### Exercise directions
Reproduce every one of the following items verbatim, changing nothing.

### Data records
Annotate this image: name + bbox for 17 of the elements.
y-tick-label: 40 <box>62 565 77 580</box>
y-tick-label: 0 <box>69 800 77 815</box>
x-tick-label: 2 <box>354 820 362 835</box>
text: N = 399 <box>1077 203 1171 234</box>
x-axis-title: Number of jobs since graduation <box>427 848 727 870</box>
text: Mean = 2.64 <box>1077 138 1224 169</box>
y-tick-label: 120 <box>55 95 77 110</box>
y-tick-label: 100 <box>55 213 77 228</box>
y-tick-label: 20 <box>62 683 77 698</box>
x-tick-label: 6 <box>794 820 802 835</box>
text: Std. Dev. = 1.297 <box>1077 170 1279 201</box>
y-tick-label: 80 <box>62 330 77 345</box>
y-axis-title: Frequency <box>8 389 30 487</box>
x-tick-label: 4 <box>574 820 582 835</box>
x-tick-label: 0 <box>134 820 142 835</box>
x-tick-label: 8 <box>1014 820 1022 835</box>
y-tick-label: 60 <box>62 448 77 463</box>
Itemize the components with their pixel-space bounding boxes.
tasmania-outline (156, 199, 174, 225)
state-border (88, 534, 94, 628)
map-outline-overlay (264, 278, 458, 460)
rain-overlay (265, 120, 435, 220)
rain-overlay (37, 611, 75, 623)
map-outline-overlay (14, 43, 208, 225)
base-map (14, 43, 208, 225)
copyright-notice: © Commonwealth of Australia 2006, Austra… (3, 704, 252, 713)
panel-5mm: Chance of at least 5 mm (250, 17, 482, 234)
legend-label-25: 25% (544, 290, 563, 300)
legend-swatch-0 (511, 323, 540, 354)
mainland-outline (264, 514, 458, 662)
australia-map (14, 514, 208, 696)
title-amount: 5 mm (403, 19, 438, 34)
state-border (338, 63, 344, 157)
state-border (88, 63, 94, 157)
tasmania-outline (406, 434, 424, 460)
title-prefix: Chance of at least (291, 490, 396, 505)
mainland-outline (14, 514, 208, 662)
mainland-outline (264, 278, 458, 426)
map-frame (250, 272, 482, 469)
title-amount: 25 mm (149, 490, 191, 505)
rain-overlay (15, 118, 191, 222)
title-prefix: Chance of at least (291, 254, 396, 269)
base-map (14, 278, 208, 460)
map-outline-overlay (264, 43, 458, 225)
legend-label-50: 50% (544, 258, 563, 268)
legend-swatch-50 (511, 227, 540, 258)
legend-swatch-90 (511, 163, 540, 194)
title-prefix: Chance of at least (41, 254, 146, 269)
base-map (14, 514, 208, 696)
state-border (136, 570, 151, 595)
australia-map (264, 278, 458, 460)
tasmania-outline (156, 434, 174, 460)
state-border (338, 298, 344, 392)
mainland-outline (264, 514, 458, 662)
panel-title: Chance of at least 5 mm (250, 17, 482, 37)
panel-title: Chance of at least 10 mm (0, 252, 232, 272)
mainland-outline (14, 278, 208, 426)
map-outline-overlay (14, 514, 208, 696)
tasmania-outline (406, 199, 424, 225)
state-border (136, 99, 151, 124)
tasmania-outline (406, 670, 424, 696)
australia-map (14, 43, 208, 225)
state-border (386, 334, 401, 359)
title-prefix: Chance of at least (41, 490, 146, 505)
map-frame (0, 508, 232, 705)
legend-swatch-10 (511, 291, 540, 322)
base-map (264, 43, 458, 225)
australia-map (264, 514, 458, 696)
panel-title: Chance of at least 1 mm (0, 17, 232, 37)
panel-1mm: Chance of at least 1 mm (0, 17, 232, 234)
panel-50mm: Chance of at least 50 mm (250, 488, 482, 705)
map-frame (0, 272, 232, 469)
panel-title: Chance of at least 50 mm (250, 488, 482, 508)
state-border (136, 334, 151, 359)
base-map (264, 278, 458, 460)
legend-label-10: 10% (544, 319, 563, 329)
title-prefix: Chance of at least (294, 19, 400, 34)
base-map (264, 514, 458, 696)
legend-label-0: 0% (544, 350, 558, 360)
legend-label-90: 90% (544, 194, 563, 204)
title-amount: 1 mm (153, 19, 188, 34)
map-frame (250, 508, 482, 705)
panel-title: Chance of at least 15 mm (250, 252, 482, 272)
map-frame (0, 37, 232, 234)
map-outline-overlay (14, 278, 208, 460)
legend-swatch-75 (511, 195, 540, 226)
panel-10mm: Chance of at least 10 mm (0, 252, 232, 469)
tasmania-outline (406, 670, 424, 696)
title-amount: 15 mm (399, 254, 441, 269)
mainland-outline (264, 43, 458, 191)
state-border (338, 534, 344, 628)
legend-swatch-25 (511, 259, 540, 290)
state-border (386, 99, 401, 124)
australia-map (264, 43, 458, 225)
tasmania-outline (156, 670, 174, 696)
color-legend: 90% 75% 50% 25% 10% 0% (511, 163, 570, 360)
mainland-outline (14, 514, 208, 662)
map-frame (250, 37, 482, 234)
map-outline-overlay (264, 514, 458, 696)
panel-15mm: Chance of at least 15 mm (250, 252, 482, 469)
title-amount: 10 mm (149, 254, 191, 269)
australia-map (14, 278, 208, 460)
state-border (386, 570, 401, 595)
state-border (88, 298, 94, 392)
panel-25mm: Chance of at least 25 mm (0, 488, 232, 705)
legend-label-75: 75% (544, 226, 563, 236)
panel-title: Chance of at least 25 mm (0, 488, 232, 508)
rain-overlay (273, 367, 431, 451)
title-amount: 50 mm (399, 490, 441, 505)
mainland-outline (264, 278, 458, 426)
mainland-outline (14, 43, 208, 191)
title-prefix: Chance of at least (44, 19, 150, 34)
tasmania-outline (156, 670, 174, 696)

### Solution for this exercise
Annotate this image: name + bbox for 17 of the elements.
y-tick-label: 40 <box>62 565 77 580</box>
y-tick-label: 0 <box>69 800 77 815</box>
x-tick-label: 2 <box>354 820 362 835</box>
text: N = 399 <box>1077 203 1171 234</box>
x-axis-title: Number of jobs since graduation <box>427 848 727 870</box>
text: Mean = 2.64 <box>1077 138 1224 169</box>
y-tick-label: 120 <box>55 95 77 110</box>
y-tick-label: 100 <box>55 213 77 228</box>
y-tick-label: 20 <box>62 683 77 698</box>
x-tick-label: 6 <box>794 820 802 835</box>
text: Std. Dev. = 1.297 <box>1077 170 1279 201</box>
y-tick-label: 80 <box>62 330 77 345</box>
y-axis-title: Frequency <box>8 389 30 487</box>
x-tick-label: 4 <box>574 820 582 835</box>
x-tick-label: 0 <box>134 820 142 835</box>
x-tick-label: 8 <box>1014 820 1022 835</box>
y-tick-label: 60 <box>62 448 77 463</box>
Itemize the components with their pixel-space bounding boxes.
tasmania-outline (156, 199, 174, 225)
state-border (88, 534, 94, 628)
map-outline-overlay (264, 278, 458, 460)
rain-overlay (265, 120, 435, 220)
rain-overlay (37, 611, 75, 623)
map-outline-overlay (14, 43, 208, 225)
base-map (14, 43, 208, 225)
copyright-notice: © Commonwealth of Australia 2006, Austra… (3, 704, 252, 713)
panel-5mm: Chance of at least 5 mm (250, 17, 482, 234)
legend-label-25: 25% (544, 290, 563, 300)
legend-swatch-0 (511, 323, 540, 354)
mainland-outline (264, 514, 458, 662)
australia-map (14, 514, 208, 696)
title-amount: 5 mm (403, 19, 438, 34)
state-border (338, 63, 344, 157)
state-border (88, 63, 94, 157)
tasmania-outline (406, 434, 424, 460)
title-prefix: Chance of at least (291, 490, 396, 505)
mainland-outline (14, 514, 208, 662)
mainland-outline (264, 278, 458, 426)
map-frame (250, 272, 482, 469)
title-amount: 25 mm (149, 490, 191, 505)
rain-overlay (15, 118, 191, 222)
title-prefix: Chance of at least (291, 254, 396, 269)
base-map (14, 278, 208, 460)
map-outline-overlay (264, 43, 458, 225)
legend-label-50: 50% (544, 258, 563, 268)
legend-swatch-50 (511, 227, 540, 258)
legend-swatch-90 (511, 163, 540, 194)
title-prefix: Chance of at least (41, 254, 146, 269)
base-map (14, 514, 208, 696)
state-border (136, 570, 151, 595)
australia-map (264, 278, 458, 460)
tasmania-outline (156, 434, 174, 460)
state-border (338, 298, 344, 392)
mainland-outline (264, 514, 458, 662)
panel-title: Chance of at least 5 mm (250, 17, 482, 37)
panel-title: Chance of at least 10 mm (0, 252, 232, 272)
mainland-outline (14, 278, 208, 426)
map-outline-overlay (14, 514, 208, 696)
tasmania-outline (406, 199, 424, 225)
state-border (136, 99, 151, 124)
tasmania-outline (406, 670, 424, 696)
australia-map (14, 43, 208, 225)
state-border (386, 334, 401, 359)
title-prefix: Chance of at least (41, 490, 146, 505)
map-frame (0, 508, 232, 705)
legend-swatch-10 (511, 291, 540, 322)
base-map (264, 43, 458, 225)
australia-map (264, 514, 458, 696)
panel-title: Chance of at least 1 mm (0, 17, 232, 37)
panel-1mm: Chance of at least 1 mm (0, 17, 232, 234)
panel-50mm: Chance of at least 50 mm (250, 488, 482, 705)
map-frame (0, 272, 232, 469)
panel-title: Chance of at least 50 mm (250, 488, 482, 508)
state-border (136, 334, 151, 359)
base-map (264, 278, 458, 460)
legend-label-10: 10% (544, 319, 563, 329)
title-prefix: Chance of at least (294, 19, 400, 34)
base-map (264, 514, 458, 696)
legend-label-0: 0% (544, 350, 558, 360)
legend-label-90: 90% (544, 194, 563, 204)
title-amount: 1 mm (153, 19, 188, 34)
map-frame (250, 508, 482, 705)
panel-title: Chance of at least 15 mm (250, 252, 482, 272)
map-frame (0, 37, 232, 234)
map-outline-overlay (14, 278, 208, 460)
legend-swatch-75 (511, 195, 540, 226)
panel-10mm: Chance of at least 10 mm (0, 252, 232, 469)
tasmania-outline (406, 670, 424, 696)
title-amount: 15 mm (399, 254, 441, 269)
mainland-outline (264, 43, 458, 191)
state-border (338, 534, 344, 628)
legend-swatch-25 (511, 259, 540, 290)
state-border (386, 99, 401, 124)
australia-map (264, 43, 458, 225)
tasmania-outline (156, 670, 174, 696)
color-legend: 90% 75% 50% 25% 10% 0% (511, 163, 570, 360)
mainland-outline (14, 514, 208, 662)
map-frame (250, 37, 482, 234)
map-outline-overlay (264, 514, 458, 696)
panel-15mm: Chance of at least 15 mm (250, 252, 482, 469)
title-amount: 10 mm (149, 254, 191, 269)
australia-map (14, 278, 208, 460)
state-border (386, 570, 401, 595)
state-border (88, 298, 94, 392)
panel-25mm: Chance of at least 25 mm (0, 488, 232, 705)
legend-label-75: 75% (544, 226, 563, 236)
panel-title: Chance of at least 25 mm (0, 488, 232, 508)
rain-overlay (273, 367, 431, 451)
title-amount: 50 mm (399, 490, 441, 505)
mainland-outline (264, 278, 458, 426)
mainland-outline (14, 43, 208, 191)
title-prefix: Chance of at least (44, 19, 150, 34)
tasmania-outline (156, 670, 174, 696)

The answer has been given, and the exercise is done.